_Task prompt_
Quote each record exactly, please, leaving none out.

....................

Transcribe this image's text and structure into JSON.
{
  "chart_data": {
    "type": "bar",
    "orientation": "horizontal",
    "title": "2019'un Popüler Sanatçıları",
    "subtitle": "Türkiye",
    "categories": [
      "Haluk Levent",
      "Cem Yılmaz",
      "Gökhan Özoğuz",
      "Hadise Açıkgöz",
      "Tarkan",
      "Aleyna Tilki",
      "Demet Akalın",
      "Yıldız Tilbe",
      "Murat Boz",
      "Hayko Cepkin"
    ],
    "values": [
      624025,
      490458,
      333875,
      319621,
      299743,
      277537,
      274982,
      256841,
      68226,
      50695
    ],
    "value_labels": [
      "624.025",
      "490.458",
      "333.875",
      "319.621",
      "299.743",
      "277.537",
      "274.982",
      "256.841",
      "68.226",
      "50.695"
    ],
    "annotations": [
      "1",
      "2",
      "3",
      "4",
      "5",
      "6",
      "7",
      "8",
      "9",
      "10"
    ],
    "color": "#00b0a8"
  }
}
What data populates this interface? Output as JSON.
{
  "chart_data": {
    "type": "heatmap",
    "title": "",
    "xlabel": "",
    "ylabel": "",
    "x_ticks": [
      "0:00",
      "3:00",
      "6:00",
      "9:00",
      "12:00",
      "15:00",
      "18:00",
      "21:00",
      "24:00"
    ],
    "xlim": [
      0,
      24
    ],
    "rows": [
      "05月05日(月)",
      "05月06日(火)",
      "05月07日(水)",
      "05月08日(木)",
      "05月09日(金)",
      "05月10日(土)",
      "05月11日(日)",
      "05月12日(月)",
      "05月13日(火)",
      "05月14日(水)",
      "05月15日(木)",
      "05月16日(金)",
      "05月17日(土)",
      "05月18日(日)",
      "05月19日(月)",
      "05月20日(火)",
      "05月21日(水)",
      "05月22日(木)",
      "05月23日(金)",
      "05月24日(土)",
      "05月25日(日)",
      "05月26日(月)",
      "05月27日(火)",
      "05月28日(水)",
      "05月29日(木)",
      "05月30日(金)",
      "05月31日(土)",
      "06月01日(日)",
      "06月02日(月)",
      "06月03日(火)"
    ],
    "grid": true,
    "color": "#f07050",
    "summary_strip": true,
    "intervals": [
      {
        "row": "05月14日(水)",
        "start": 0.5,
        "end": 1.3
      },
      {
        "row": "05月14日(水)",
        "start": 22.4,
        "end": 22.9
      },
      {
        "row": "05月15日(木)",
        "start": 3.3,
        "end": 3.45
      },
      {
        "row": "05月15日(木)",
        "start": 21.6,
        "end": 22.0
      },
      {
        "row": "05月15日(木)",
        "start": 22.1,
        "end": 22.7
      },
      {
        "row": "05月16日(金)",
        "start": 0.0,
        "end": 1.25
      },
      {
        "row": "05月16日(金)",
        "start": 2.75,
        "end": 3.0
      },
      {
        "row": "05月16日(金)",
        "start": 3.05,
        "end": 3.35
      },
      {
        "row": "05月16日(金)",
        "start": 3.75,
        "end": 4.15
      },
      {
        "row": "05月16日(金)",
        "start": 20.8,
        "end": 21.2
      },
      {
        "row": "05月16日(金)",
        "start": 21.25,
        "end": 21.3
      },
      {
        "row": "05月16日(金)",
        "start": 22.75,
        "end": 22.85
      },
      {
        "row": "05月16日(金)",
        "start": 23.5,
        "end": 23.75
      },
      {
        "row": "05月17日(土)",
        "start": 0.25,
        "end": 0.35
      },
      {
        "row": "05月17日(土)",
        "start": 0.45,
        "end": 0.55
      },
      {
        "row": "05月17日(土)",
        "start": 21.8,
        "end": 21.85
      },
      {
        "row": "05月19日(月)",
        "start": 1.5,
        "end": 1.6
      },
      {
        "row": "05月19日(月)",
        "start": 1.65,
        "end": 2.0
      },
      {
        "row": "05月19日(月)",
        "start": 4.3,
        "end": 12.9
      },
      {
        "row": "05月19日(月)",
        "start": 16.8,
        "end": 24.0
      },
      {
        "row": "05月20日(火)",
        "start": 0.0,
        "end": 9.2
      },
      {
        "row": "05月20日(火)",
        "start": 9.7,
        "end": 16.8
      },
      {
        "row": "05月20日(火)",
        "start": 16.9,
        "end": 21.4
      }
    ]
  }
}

....................

_Result of the task_
Transcribe this image's text and structure into JSON.
{
  "chart_data": {
    "type": "bar",
    "orientation": "horizontal",
    "title": "2019'un Popüler Sanatçıları",
    "subtitle": "Türkiye",
    "categories": [
      "Haluk Levent",
      "Cem Yılmaz",
      "Gökhan Özoğuz",
      "Hadise Açıkgöz",
      "Tarkan",
      "Aleyna Tilki",
      "Demet Akalın",
      "Yıldız Tilbe",
      "Murat Boz",
      "Hayko Cepkin"
    ],
    "values": [
      624025,
      490458,
      333875,
      319621,
      299743,
      277537,
      274982,
      256841,
      68226,
      50695
    ],
    "value_labels": [
      "624.025",
      "490.458",
      "333.875",
      "319.621",
      "299.743",
      "277.537",
      "274.982",
      "256.841",
      "68.226",
      "50.695"
    ],
    "annotations": [
      "1",
      "2",
      "3",
      "4",
      "5",
      "6",
      "7",
      "8",
      "9",
      "10"
    ],
    "color": "#00b0a8"
  }
}
What data populates this interface? Output as JSON.
{
  "chart_data": {
    "type": "heatmap",
    "title": "",
    "xlabel": "",
    "ylabel": "",
    "x_ticks": [
      "0:00",
      "3:00",
      "6:00",
      "9:00",
      "12:00",
      "15:00",
      "18:00",
      "21:00",
      "24:00"
    ],
    "xlim": [
      0,
      24
    ],
    "rows": [
      "05月05日(月)",
      "05月06日(火)",
      "05月07日(水)",
      "05月08日(木)",
      "05月09日(金)",
      "05月10日(土)",
      "05月11日(日)",
      "05月12日(月)",
      "05月13日(火)",
      "05月14日(水)",
      "05月15日(木)",
      "05月16日(金)",
      "05月17日(土)",
      "05月18日(日)",
      "05月19日(月)",
      "05月20日(火)",
      "05月21日(水)",
      "05月22日(木)",
      "05月23日(金)",
      "05月24日(土)",
      "05月25日(日)",
      "05月26日(月)",
      "05月27日(火)",
      "05月28日(水)",
      "05月29日(木)",
      "05月30日(金)",
      "05月31日(土)",
      "06月01日(日)",
      "06月02日(月)",
      "06月03日(火)"
    ],
    "grid": true,
    "color": "#f07050",
    "summary_strip": true,
    "intervals": [
      {
        "row": "05月14日(水)",
        "start": 0.5,
        "end": 1.3
      },
      {
        "row": "05月14日(水)",
        "start": 22.4,
        "end": 22.9
      },
      {
        "row": "05月15日(木)",
        "start": 3.3,
        "end": 3.45
      },
      {
        "row": "05月15日(木)",
        "start": 21.6,
        "end": 22.0
      },
      {
        "row": "05月15日(木)",
        "start": 22.1,
        "end": 22.7
      },
      {
        "row": "05月16日(金)",
        "start": 0.0,
        "end": 1.25
      },
      {
        "row": "05月16日(金)",
        "start": 2.75,
        "end": 3.0
      },
      {
        "row": "05月16日(金)",
        "start": 3.05,
        "end": 3.35
      },
      {
        "row": "05月16日(金)",
        "start": 3.75,
        "end": 4.15
      },
      {
        "row": "05月16日(金)",
        "start": 20.8,
        "end": 21.2
      },
      {
        "row": "05月16日(金)",
        "start": 21.25,
        "end": 21.3
      },
      {
        "row": "05月16日(金)",
        "start": 22.75,
        "end": 22.85
      },
      {
        "row": "05月16日(金)",
        "start": 23.5,
        "end": 23.75
      },
      {
        "row": "05月17日(土)",
        "start": 0.25,
        "end": 0.35
      },
      {
        "row": "05月17日(土)",
        "start": 0.45,
        "end": 0.55
      },
      {
        "row": "05月17日(土)",
        "start": 21.8,
        "end": 21.85
      },
      {
        "row": "05月19日(月)",
        "start": 1.5,
        "end": 1.6
      },
      {
        "row": "05月19日(月)",
        "start": 1.65,
        "end": 2.0
      },
      {
        "row": "05月19日(月)",
        "start": 4.3,
        "end": 12.9
      },
      {
        "row": "05月19日(月)",
        "start": 16.8,
        "end": 24.0
      },
      {
        "row": "05月20日(火)",
        "start": 0.0,
        "end": 9.2
      },
      {
        "row": "05月20日(火)",
        "start": 9.7,
        "end": 16.8
      },
      {
        "row": "05月20日(火)",
        "start": 16.9,
        "end": 21.4
      }
    ]
  }
}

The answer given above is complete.